▶ Required task: Determine how many lines include the word "icon", then give that number and nothing more.

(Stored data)

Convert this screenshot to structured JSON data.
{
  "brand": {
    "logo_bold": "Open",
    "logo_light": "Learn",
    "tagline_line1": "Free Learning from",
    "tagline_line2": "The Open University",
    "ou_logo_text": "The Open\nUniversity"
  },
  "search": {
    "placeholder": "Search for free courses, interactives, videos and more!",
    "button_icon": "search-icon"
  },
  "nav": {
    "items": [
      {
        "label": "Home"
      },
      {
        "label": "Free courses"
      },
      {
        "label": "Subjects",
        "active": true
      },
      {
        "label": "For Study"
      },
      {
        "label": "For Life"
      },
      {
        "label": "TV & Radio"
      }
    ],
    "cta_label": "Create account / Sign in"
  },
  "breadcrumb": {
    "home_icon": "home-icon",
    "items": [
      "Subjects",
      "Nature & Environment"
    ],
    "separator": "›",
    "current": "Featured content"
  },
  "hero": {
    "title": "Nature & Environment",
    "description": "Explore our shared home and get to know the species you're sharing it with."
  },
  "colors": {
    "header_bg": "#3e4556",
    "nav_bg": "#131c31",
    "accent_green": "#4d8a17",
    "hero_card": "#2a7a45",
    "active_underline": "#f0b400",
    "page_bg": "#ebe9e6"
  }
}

▶ The solution: 2